Stored data
┌──

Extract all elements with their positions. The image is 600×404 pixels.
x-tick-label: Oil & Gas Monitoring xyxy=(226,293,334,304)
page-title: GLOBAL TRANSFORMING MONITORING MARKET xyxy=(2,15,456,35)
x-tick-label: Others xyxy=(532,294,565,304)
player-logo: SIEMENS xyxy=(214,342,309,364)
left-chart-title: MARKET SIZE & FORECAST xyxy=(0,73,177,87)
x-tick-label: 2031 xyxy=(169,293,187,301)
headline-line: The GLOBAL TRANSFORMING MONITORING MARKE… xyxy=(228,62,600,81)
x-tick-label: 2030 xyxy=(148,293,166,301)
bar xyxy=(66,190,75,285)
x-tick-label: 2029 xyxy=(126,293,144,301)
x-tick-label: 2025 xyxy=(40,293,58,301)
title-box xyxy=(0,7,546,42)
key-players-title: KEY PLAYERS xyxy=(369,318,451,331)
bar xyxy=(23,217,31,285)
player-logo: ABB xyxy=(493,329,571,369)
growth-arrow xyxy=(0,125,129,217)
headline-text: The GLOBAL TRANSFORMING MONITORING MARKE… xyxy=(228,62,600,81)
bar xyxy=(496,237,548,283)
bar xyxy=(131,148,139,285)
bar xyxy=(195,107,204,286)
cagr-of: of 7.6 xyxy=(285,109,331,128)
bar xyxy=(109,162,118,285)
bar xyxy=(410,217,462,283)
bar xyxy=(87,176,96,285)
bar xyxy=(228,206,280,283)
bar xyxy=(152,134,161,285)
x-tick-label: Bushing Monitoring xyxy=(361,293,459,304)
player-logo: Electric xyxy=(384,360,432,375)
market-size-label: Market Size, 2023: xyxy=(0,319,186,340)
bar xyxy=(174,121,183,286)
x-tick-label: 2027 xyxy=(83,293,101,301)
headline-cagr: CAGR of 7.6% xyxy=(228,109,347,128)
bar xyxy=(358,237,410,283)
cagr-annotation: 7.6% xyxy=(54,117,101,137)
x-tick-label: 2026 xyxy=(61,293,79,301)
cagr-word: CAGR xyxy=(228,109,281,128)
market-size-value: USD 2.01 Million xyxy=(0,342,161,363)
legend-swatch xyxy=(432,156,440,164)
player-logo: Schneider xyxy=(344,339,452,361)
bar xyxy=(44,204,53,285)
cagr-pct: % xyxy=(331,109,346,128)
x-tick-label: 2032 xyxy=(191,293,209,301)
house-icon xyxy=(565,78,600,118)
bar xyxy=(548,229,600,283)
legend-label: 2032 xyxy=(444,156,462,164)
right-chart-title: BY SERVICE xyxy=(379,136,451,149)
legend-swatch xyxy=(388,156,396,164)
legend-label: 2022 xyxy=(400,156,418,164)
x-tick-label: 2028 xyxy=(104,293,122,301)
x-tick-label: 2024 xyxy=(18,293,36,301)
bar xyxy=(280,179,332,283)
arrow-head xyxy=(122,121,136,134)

└──

WHAT TO PRODUCE. Please return all of the data above as a JSON list of strings, one string per line, omitting any blank lines.

OUTPUT.
[
  "Extract all elements with their positions. The image is 600×404 pixels.",
  "x-tick-label: Oil & Gas Monitoring xyxy=(226,293,334,304)",
  "page-title: GLOBAL TRANSFORMING MONITORING MARKET xyxy=(2,15,456,35)",
  "x-tick-label: Others xyxy=(532,294,565,304)",
  "player-logo: SIEMENS xyxy=(214,342,309,364)",
  "left-chart-title: MARKET SIZE & FORECAST xyxy=(0,73,177,87)",
  "x-tick-label: 2031 xyxy=(169,293,187,301)",
  "headline-line: The GLOBAL TRANSFORMING MONITORING MARKE… xyxy=(228,62,600,81)",
  "x-tick-label: 2030 xyxy=(148,293,166,301)",
  "bar xyxy=(66,190,75,285)",
  "x-tick-label: 2029 xyxy=(126,293,144,301)",
  "x-tick-label: 2025 xyxy=(40,293,58,301)",
  "title-box xyxy=(0,7,546,42)",
  "key-players-title: KEY PLAYERS xyxy=(369,318,451,331)",
  "bar xyxy=(23,217,31,285)",
  "player-logo: ABB xyxy=(493,329,571,369)",
  "growth-arrow xyxy=(0,125,129,217)",
  "headline-text: The GLOBAL TRANSFORMING MONITORING MARKE… xyxy=(228,62,600,81)",
  "bar xyxy=(496,237,548,283)",
  "bar xyxy=(131,148,139,285)",
  "bar xyxy=(195,107,204,286)",
  "cagr-of: of 7.6 xyxy=(285,109,331,128)",
  "bar xyxy=(109,162,118,285)",
  "bar xyxy=(410,217,462,283)",
  "bar xyxy=(87,176,96,285)",
  "bar xyxy=(228,206,280,283)",
  "bar xyxy=(152,134,161,285)",
  "x-tick-label: Bushing Monitoring xyxy=(361,293,459,304)",
  "player-logo: Electric xyxy=(384,360,432,375)",
  "market-size-label: Market Size, 2023: xyxy=(0,319,186,340)",
  "bar xyxy=(174,121,183,286)",
  "x-tick-label: 2027 xyxy=(83,293,101,301)",
  "headline-cagr: CAGR of 7.6% xyxy=(228,109,347,128)",
  "bar xyxy=(358,237,410,283)",
  "cagr-annotation: 7.6% xyxy=(54,117,101,137)",
  "x-tick-label: 2026 xyxy=(61,293,79,301)",
  "cagr-word: CAGR xyxy=(228,109,281,128)",
  "market-size-value: USD 2.01 Million xyxy=(0,342,161,363)",
  "legend-swatch xyxy=(432,156,440,164)",
  "player-logo: Schneider xyxy=(344,339,452,361)",
  "bar xyxy=(44,204,53,285)",
  "cagr-pct: % xyxy=(331,109,346,128)",
  "x-tick-label: 2032 xyxy=(191,293,209,301)",
  "house-icon xyxy=(565,78,600,118)",
  "bar xyxy=(548,229,600,283)",
  "legend-label: 2032 xyxy=(444,156,462,164)",
  "right-chart-title: BY SERVICE xyxy=(379,136,451,149)",
  "legend-swatch xyxy=(388,156,396,164)",
  "legend-label: 2022 xyxy=(400,156,418,164)",
  "x-tick-label: 2028 xyxy=(104,293,122,301)",
  "x-tick-label: 2024 xyxy=(18,293,36,301)",
  "bar xyxy=(280,179,332,283)",
  "arrow-head xyxy=(122,121,136,134)"
]